▶ What you will do: Please pull out every line that includes the string "ylabel".

▶ Materials provided:
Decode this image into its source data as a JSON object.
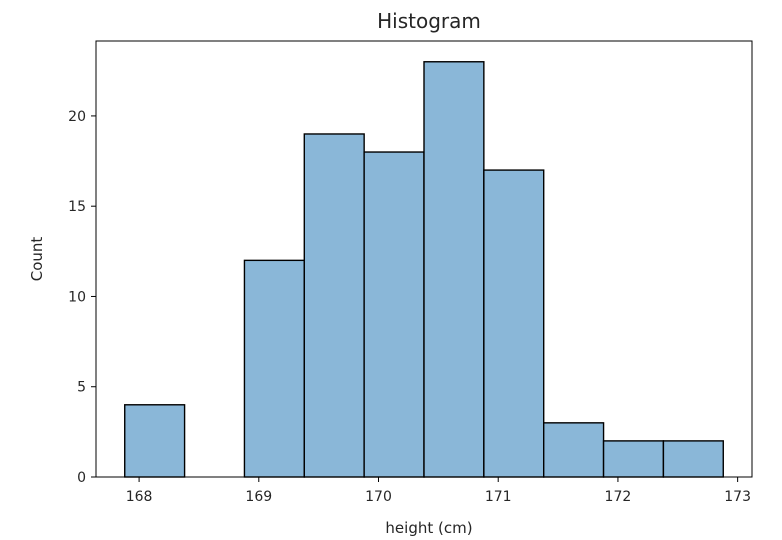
{
  "chart_data": {
    "type": "bar",
    "title": "Histogram",
    "xlabel": "height (cm)",
    "ylabel": "Count",
    "bins": [
      {
        "start": 167.88,
        "end": 168.38,
        "count": 4
      },
      {
        "start": 168.38,
        "end": 168.88,
        "count": 0
      },
      {
        "start": 168.88,
        "end": 169.38,
        "count": 12
      },
      {
        "start": 169.38,
        "end": 169.88,
        "count": 19
      },
      {
        "start": 169.88,
        "end": 170.38,
        "count": 18
      },
      {
        "start": 170.38,
        "end": 170.88,
        "count": 23
      },
      {
        "start": 170.88,
        "end": 171.38,
        "count": 17
      },
      {
        "start": 171.38,
        "end": 171.88,
        "count": 3
      },
      {
        "start": 171.88,
        "end": 172.38,
        "count": 2
      },
      {
        "start": 172.38,
        "end": 172.88,
        "count": 2
      }
    ],
    "xlim": [
      167.64,
      173.12
    ],
    "ylim": [
      0,
      24.15
    ],
    "xticks": [
      168,
      169,
      170,
      171,
      172,
      173
    ],
    "yticks": [
      0,
      5,
      10,
      15,
      20
    ],
    "grid": false,
    "bar_color": "#8ab7d8",
    "edge_color": "#000000"
  }
}
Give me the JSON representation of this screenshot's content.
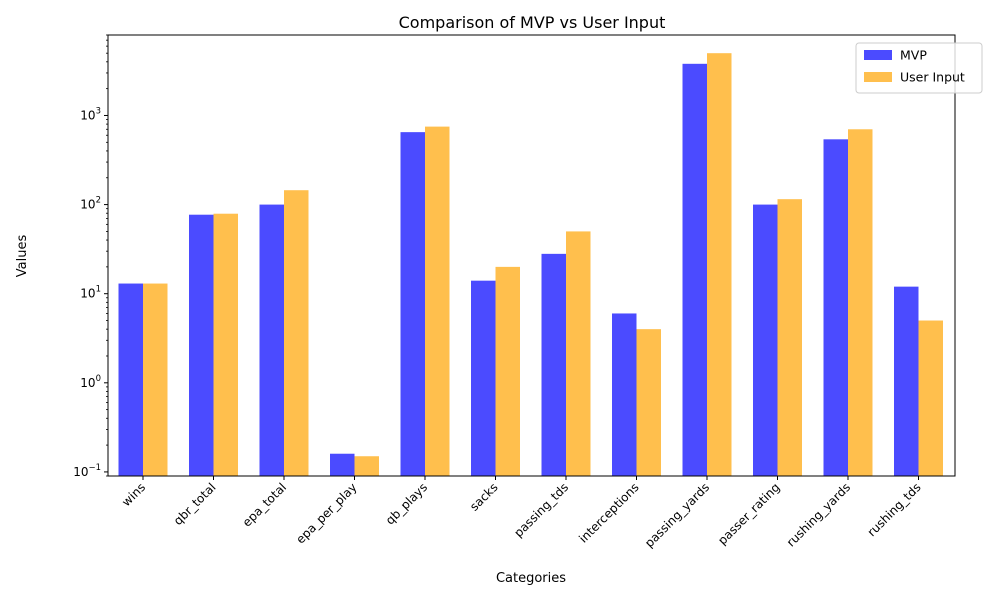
{
  "chart_data": {
    "type": "bar",
    "title": "Comparison of MVP vs User Input",
    "xlabel": "Categories",
    "ylabel": "Values",
    "yscale": "log",
    "ylim": [
      0.09,
      8000
    ],
    "yticks": [
      {
        "value": 0.1,
        "base": "10",
        "exp": "−1"
      },
      {
        "value": 1,
        "base": "10",
        "exp": "0"
      },
      {
        "value": 10,
        "base": "10",
        "exp": "1"
      },
      {
        "value": 100,
        "base": "10",
        "exp": "2"
      },
      {
        "value": 1000,
        "base": "10",
        "exp": "3"
      }
    ],
    "categories": [
      "wins",
      "qbr_total",
      "epa_total",
      "epa_per_play",
      "qb_plays",
      "sacks",
      "passing_tds",
      "interceptions",
      "passing_yards",
      "passer_rating",
      "rushing_yards",
      "rushing_tds"
    ],
    "series": [
      {
        "name": "MVP",
        "color": "#4b4bff",
        "values": [
          13,
          77,
          100,
          0.16,
          650,
          14,
          28,
          6,
          3800,
          100,
          540,
          12
        ]
      },
      {
        "name": "User Input",
        "color": "#ffbf4d",
        "values": [
          13,
          79,
          145,
          0.15,
          750,
          20,
          50,
          4,
          5000,
          115,
          700,
          5
        ]
      }
    ],
    "grid": false,
    "legend_position": "top-right"
  }
}
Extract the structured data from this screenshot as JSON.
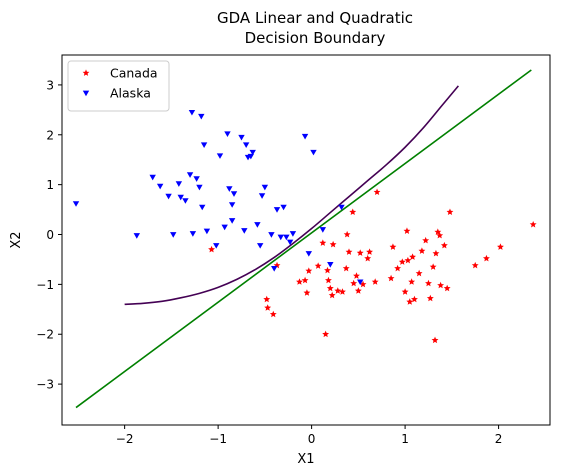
{
  "chart_data": {
    "type": "scatter",
    "title_lines": [
      "GDA Linear and Quadratic",
      "Decision Boundary"
    ],
    "xlabel": "X1",
    "ylabel": "X2",
    "xlim": [
      -2.67,
      2.55
    ],
    "ylim": [
      -3.82,
      3.6
    ],
    "xticks": [
      -2,
      -1,
      0,
      1,
      2
    ],
    "yticks": [
      -3,
      -2,
      -1,
      0,
      1,
      2,
      3
    ],
    "legend_position": "upper-left",
    "series": [
      {
        "name": "Canada",
        "marker": "star",
        "color": "#ff0000",
        "points": [
          [
            -1.07,
            -0.3
          ],
          [
            -0.48,
            -1.3
          ],
          [
            -0.47,
            -1.47
          ],
          [
            -0.41,
            -1.6
          ],
          [
            -0.37,
            -0.62
          ],
          [
            -0.13,
            -0.95
          ],
          [
            -0.07,
            -0.92
          ],
          [
            -0.05,
            -1.17
          ],
          [
            -0.03,
            -0.73
          ],
          [
            0.07,
            -0.63
          ],
          [
            0.12,
            -0.17
          ],
          [
            0.15,
            -2.0
          ],
          [
            0.17,
            -0.72
          ],
          [
            0.18,
            -0.92
          ],
          [
            0.2,
            -1.08
          ],
          [
            0.22,
            -1.22
          ],
          [
            0.23,
            -0.2
          ],
          [
            0.28,
            -1.13
          ],
          [
            0.33,
            -1.15
          ],
          [
            0.37,
            -0.68
          ],
          [
            0.38,
            0.0
          ],
          [
            0.4,
            -0.35
          ],
          [
            0.44,
            0.45
          ],
          [
            0.45,
            -0.98
          ],
          [
            0.48,
            -0.83
          ],
          [
            0.5,
            -1.13
          ],
          [
            0.52,
            -0.37
          ],
          [
            0.55,
            -1.0
          ],
          [
            0.6,
            -0.48
          ],
          [
            0.62,
            -0.35
          ],
          [
            0.68,
            -0.95
          ],
          [
            0.7,
            0.85
          ],
          [
            0.85,
            -0.88
          ],
          [
            0.87,
            -0.25
          ],
          [
            0.92,
            -0.68
          ],
          [
            0.97,
            -0.55
          ],
          [
            1.0,
            -1.15
          ],
          [
            1.02,
            0.07
          ],
          [
            1.03,
            -0.52
          ],
          [
            1.05,
            -1.35
          ],
          [
            1.07,
            -0.95
          ],
          [
            1.08,
            -0.45
          ],
          [
            1.1,
            -1.3
          ],
          [
            1.15,
            -0.78
          ],
          [
            1.18,
            -0.33
          ],
          [
            1.22,
            -0.12
          ],
          [
            1.25,
            -0.98
          ],
          [
            1.27,
            -1.28
          ],
          [
            1.3,
            -0.65
          ],
          [
            1.32,
            -2.12
          ],
          [
            1.33,
            -0.38
          ],
          [
            1.35,
            0.05
          ],
          [
            1.37,
            -0.02
          ],
          [
            1.38,
            -1.02
          ],
          [
            1.42,
            -0.22
          ],
          [
            1.45,
            -1.08
          ],
          [
            1.48,
            0.45
          ],
          [
            1.75,
            -0.62
          ],
          [
            1.87,
            -0.48
          ],
          [
            2.02,
            -0.25
          ],
          [
            2.37,
            0.2
          ]
        ]
      },
      {
        "name": "Alaska",
        "marker": "triangle-down",
        "color": "#0000ff",
        "points": [
          [
            -2.52,
            0.62
          ],
          [
            -1.87,
            -0.02
          ],
          [
            -1.7,
            1.15
          ],
          [
            -1.62,
            0.97
          ],
          [
            -1.53,
            0.77
          ],
          [
            -1.48,
            0.0
          ],
          [
            -1.42,
            1.02
          ],
          [
            -1.4,
            0.75
          ],
          [
            -1.35,
            0.68
          ],
          [
            -1.3,
            1.2
          ],
          [
            -1.28,
            2.45
          ],
          [
            -1.27,
            0.02
          ],
          [
            -1.23,
            1.12
          ],
          [
            -1.2,
            0.95
          ],
          [
            -1.18,
            2.37
          ],
          [
            -1.17,
            0.55
          ],
          [
            -1.15,
            1.8
          ],
          [
            -1.12,
            0.07
          ],
          [
            -1.02,
            -0.22
          ],
          [
            -0.98,
            1.58
          ],
          [
            -0.93,
            0.15
          ],
          [
            -0.9,
            2.02
          ],
          [
            -0.88,
            0.92
          ],
          [
            -0.85,
            0.28
          ],
          [
            -0.85,
            0.6
          ],
          [
            -0.83,
            0.82
          ],
          [
            -0.75,
            1.95
          ],
          [
            -0.72,
            0.08
          ],
          [
            -0.7,
            1.8
          ],
          [
            -0.68,
            1.55
          ],
          [
            -0.65,
            1.57
          ],
          [
            -0.63,
            1.65
          ],
          [
            -0.58,
            0.2
          ],
          [
            -0.55,
            -0.22
          ],
          [
            -0.53,
            0.78
          ],
          [
            -0.5,
            0.95
          ],
          [
            -0.43,
            0.0
          ],
          [
            -0.4,
            -0.68
          ],
          [
            -0.37,
            0.5
          ],
          [
            -0.33,
            -0.05
          ],
          [
            -0.3,
            0.55
          ],
          [
            -0.27,
            -0.05
          ],
          [
            -0.23,
            -0.15
          ],
          [
            -0.2,
            0.02
          ],
          [
            -0.07,
            1.97
          ],
          [
            -0.03,
            -0.38
          ],
          [
            0.02,
            1.65
          ],
          [
            0.12,
            0.1
          ],
          [
            0.2,
            -0.6
          ],
          [
            0.32,
            0.55
          ],
          [
            0.52,
            -0.95
          ]
        ]
      }
    ],
    "boundaries": [
      {
        "kind": "linear",
        "color": "#008000",
        "points": [
          [
            -2.52,
            -3.47
          ],
          [
            2.35,
            3.3
          ]
        ]
      },
      {
        "kind": "quadratic",
        "color": "#440154",
        "points": [
          [
            -2.0,
            -1.4
          ],
          [
            -1.8,
            -1.38
          ],
          [
            -1.6,
            -1.34
          ],
          [
            -1.4,
            -1.27
          ],
          [
            -1.2,
            -1.18
          ],
          [
            -1.0,
            -1.06
          ],
          [
            -0.8,
            -0.9
          ],
          [
            -0.6,
            -0.7
          ],
          [
            -0.4,
            -0.46
          ],
          [
            -0.2,
            -0.18
          ],
          [
            0.0,
            0.12
          ],
          [
            0.2,
            0.44
          ],
          [
            0.4,
            0.76
          ],
          [
            0.6,
            1.08
          ],
          [
            0.8,
            1.4
          ],
          [
            1.0,
            1.75
          ],
          [
            1.2,
            2.15
          ],
          [
            1.4,
            2.6
          ],
          [
            1.57,
            2.98
          ]
        ]
      }
    ]
  }
}
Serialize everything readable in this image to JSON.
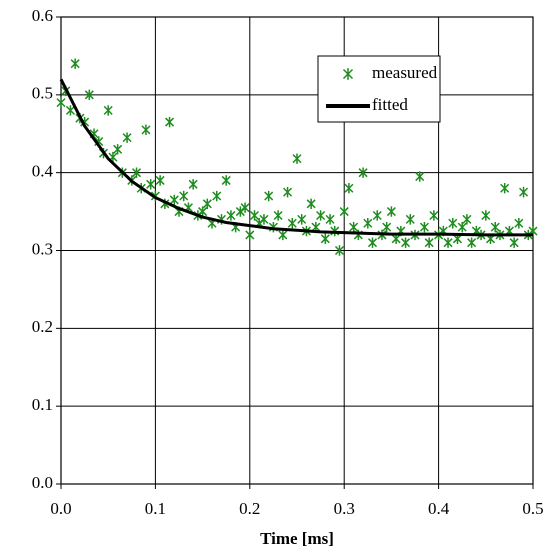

▶ Task response:
    "ylabel": "Count",
    "ylabel": "Values",
    "ylabel": "X2",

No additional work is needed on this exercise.